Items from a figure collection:

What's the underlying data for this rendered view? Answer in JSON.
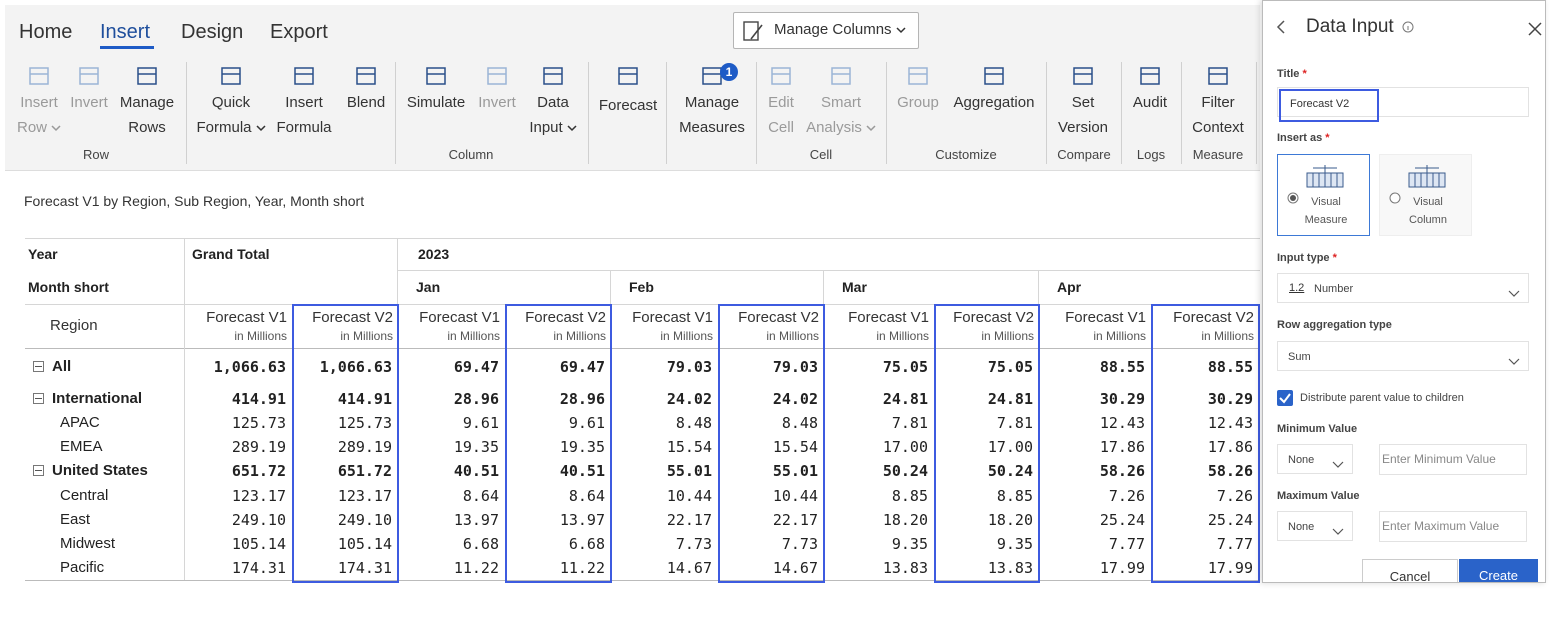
{
  "tabs": [
    "Home",
    "Insert",
    "Design",
    "Export"
  ],
  "active_tab": 1,
  "manage_columns": "Manage Columns",
  "ribbon": {
    "groups": [
      {
        "label": "Row",
        "buttons": [
          {
            "lines": [
              "Insert",
              "Row"
            ],
            "disabled": true,
            "dropdown": true
          },
          {
            "lines": [
              "Invert"
            ],
            "disabled": true
          },
          {
            "lines": [
              "Manage",
              "Rows"
            ]
          }
        ]
      },
      {
        "label": "Column",
        "buttons": [
          {
            "lines": [
              "Quick",
              "Formula"
            ],
            "dropdown": true
          },
          {
            "lines": [
              "Insert",
              "Formula"
            ]
          },
          {
            "lines": [
              "Blend"
            ]
          },
          {
            "lines": [
              "Simulate"
            ]
          },
          {
            "lines": [
              "Invert"
            ],
            "disabled": true
          },
          {
            "lines": [
              "Data",
              "Input"
            ],
            "dropdown": true
          },
          {
            "lines": [
              "Forecast"
            ]
          },
          {
            "lines": [
              "Manage",
              "Measures"
            ],
            "badge": "1"
          }
        ]
      },
      {
        "label": "Cell",
        "buttons": [
          {
            "lines": [
              "Edit",
              "Cell"
            ],
            "disabled": true
          },
          {
            "lines": [
              "Smart",
              "Analysis"
            ],
            "disabled": true,
            "dropdown": true
          }
        ]
      },
      {
        "label": "Customize",
        "buttons": [
          {
            "lines": [
              "Group"
            ],
            "disabled": true
          },
          {
            "lines": [
              "Aggregation"
            ]
          }
        ]
      },
      {
        "label": "Compare",
        "buttons": [
          {
            "lines": [
              "Set",
              "Version"
            ]
          }
        ]
      },
      {
        "label": "Logs",
        "buttons": [
          {
            "lines": [
              "Audit"
            ]
          }
        ]
      },
      {
        "label": "Measure",
        "buttons": [
          {
            "lines": [
              "Filter",
              "Context"
            ]
          }
        ]
      }
    ]
  },
  "report": {
    "title": "Forecast V1 by Region, Sub Region, Year, Month short",
    "table": {
      "year_label": "Year",
      "month_label": "Month short",
      "region_label": "Region",
      "grand_total": "Grand Total",
      "year": "2023",
      "months": [
        "Jan",
        "Feb",
        "Mar",
        "Apr"
      ],
      "measures": [
        {
          "name": "Forecast V1",
          "unit": "in Millions"
        },
        {
          "name": "Forecast V2",
          "unit": "in Millions"
        }
      ],
      "rows": [
        {
          "name": "All",
          "level": 0,
          "bold": true,
          "values": [
            "1,066.63",
            "1,066.63",
            "69.47",
            "69.47",
            "79.03",
            "79.03",
            "75.05",
            "75.05",
            "88.55",
            "88.55"
          ]
        },
        {
          "name": "International",
          "level": 0,
          "bold": true,
          "values": [
            "414.91",
            "414.91",
            "28.96",
            "28.96",
            "24.02",
            "24.02",
            "24.81",
            "24.81",
            "30.29",
            "30.29"
          ]
        },
        {
          "name": "APAC",
          "level": 1,
          "values": [
            "125.73",
            "125.73",
            "9.61",
            "9.61",
            "8.48",
            "8.48",
            "7.81",
            "7.81",
            "12.43",
            "12.43"
          ]
        },
        {
          "name": "EMEA",
          "level": 1,
          "values": [
            "289.19",
            "289.19",
            "19.35",
            "19.35",
            "15.54",
            "15.54",
            "17.00",
            "17.00",
            "17.86",
            "17.86"
          ]
        },
        {
          "name": "United States",
          "level": 0,
          "bold": true,
          "values": [
            "651.72",
            "651.72",
            "40.51",
            "40.51",
            "55.01",
            "55.01",
            "50.24",
            "50.24",
            "58.26",
            "58.26"
          ]
        },
        {
          "name": "Central",
          "level": 1,
          "values": [
            "123.17",
            "123.17",
            "8.64",
            "8.64",
            "10.44",
            "10.44",
            "8.85",
            "8.85",
            "7.26",
            "7.26"
          ]
        },
        {
          "name": "East",
          "level": 1,
          "values": [
            "249.10",
            "249.10",
            "13.97",
            "13.97",
            "22.17",
            "22.17",
            "18.20",
            "18.20",
            "25.24",
            "25.24"
          ]
        },
        {
          "name": "Midwest",
          "level": 1,
          "values": [
            "105.14",
            "105.14",
            "6.68",
            "6.68",
            "7.73",
            "7.73",
            "9.35",
            "9.35",
            "7.77",
            "7.77"
          ]
        },
        {
          "name": "Pacific",
          "level": 1,
          "values": [
            "174.31",
            "174.31",
            "11.22",
            "11.22",
            "14.67",
            "14.67",
            "13.83",
            "13.83",
            "17.99",
            "17.99"
          ]
        }
      ]
    }
  },
  "panel": {
    "title": "Data Input",
    "title_field": {
      "label": "Title",
      "required": true,
      "value": "Forecast V2"
    },
    "insert_as": {
      "label": "Insert as",
      "required": true,
      "options": [
        "Visual Measure",
        "Visual Column"
      ],
      "selected": 0
    },
    "input_type": {
      "label": "Input type",
      "required": true,
      "icon_text": "1.2",
      "value": "Number"
    },
    "row_aggregation": {
      "label": "Row aggregation type",
      "value": "Sum"
    },
    "distribute": {
      "label": "Distribute parent value to children",
      "checked": true
    },
    "minimum": {
      "label": "Minimum Value",
      "select": "None",
      "placeholder": "Enter Minimum Value"
    },
    "maximum": {
      "label": "Maximum Value",
      "select": "None",
      "placeholder": "Enter Maximum Value"
    },
    "cancel": "Cancel",
    "create": "Create"
  }
}
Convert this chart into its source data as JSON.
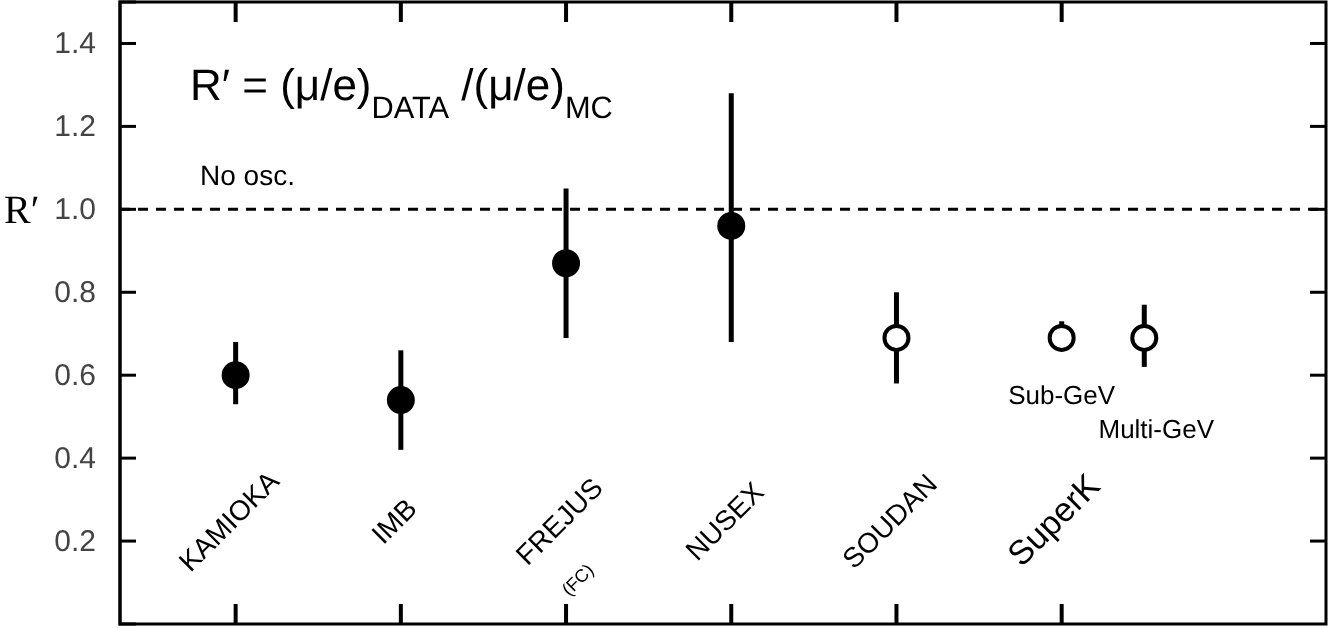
{
  "chart_data": {
    "type": "scatter",
    "ylabel": "R′",
    "annotations": [
      "R′ = (μ/e)$_{DATA}$ /(μ/e)$_{MC}$",
      "(FC)"
    ],
    "categories": [
      "KAMIOKA",
      null,
      "IMB",
      null,
      "FREJUS",
      null,
      "NUSEX",
      null,
      "SOUDAN",
      null,
      "SuperK",
      null
    ],
    "ylim": [
      0,
      1.5
    ],
    "yticks": [
      0.2,
      0.4,
      0.6,
      0.8,
      {
        "value": 1.0,
        "label": "1.0"
      },
      1.2,
      1.4
    ],
    "grid": false,
    "marker": "circle",
    "ref_lines": [
      {
        "axis": "y",
        "value": 1.0,
        "label": "No osc.",
        "line_style": "dashed",
        "color": "#000000"
      }
    ],
    "series": [
      {
        "color": "#000000",
        "values": [
          0.6,
          null,
          0.54,
          null,
          0.87,
          null,
          0.96,
          null,
          null,
          null,
          null,
          null
        ],
        "errors": [
          [
            0.53,
            0.68
          ],
          null,
          [
            0.42,
            0.66
          ],
          null,
          [
            0.69,
            1.05
          ],
          null,
          [
            0.68,
            1.28
          ],
          null,
          null,
          null,
          null,
          null
        ]
      },
      {
        "color": "#ffffff",
        "values": [
          null,
          null,
          null,
          null,
          null,
          null,
          null,
          null,
          0.69,
          null,
          null,
          null
        ],
        "errors": [
          null,
          null,
          null,
          null,
          null,
          null,
          null,
          null,
          [
            0.58,
            0.8
          ],
          null,
          null,
          null
        ]
      },
      {
        "name": "Sub-GeV",
        "color": "#ffffff",
        "values": [
          null,
          null,
          null,
          null,
          null,
          null,
          null,
          null,
          null,
          null,
          0.69,
          null
        ],
        "errors": [
          null,
          null,
          null,
          null,
          null,
          null,
          null,
          null,
          null,
          null,
          [
            0.66,
            0.73
          ],
          null
        ]
      },
      {
        "name": "Multi-GeV",
        "color": "#ffffff",
        "values": [
          null,
          null,
          null,
          null,
          null,
          null,
          null,
          null,
          null,
          null,
          null,
          0.69
        ],
        "errors": [
          null,
          null,
          null,
          null,
          null,
          null,
          null,
          null,
          null,
          null,
          null,
          [
            0.62,
            0.77
          ]
        ]
      }
    ]
  }
}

▶ **SET PROBLEM**
Select and copy every line of the material that holds the string "Region".

▶ **EXERCISE RESPONSE**
    "title": "Forecast V1 by Region, Sub Region, Year, Month short",
      "region_label": "Region",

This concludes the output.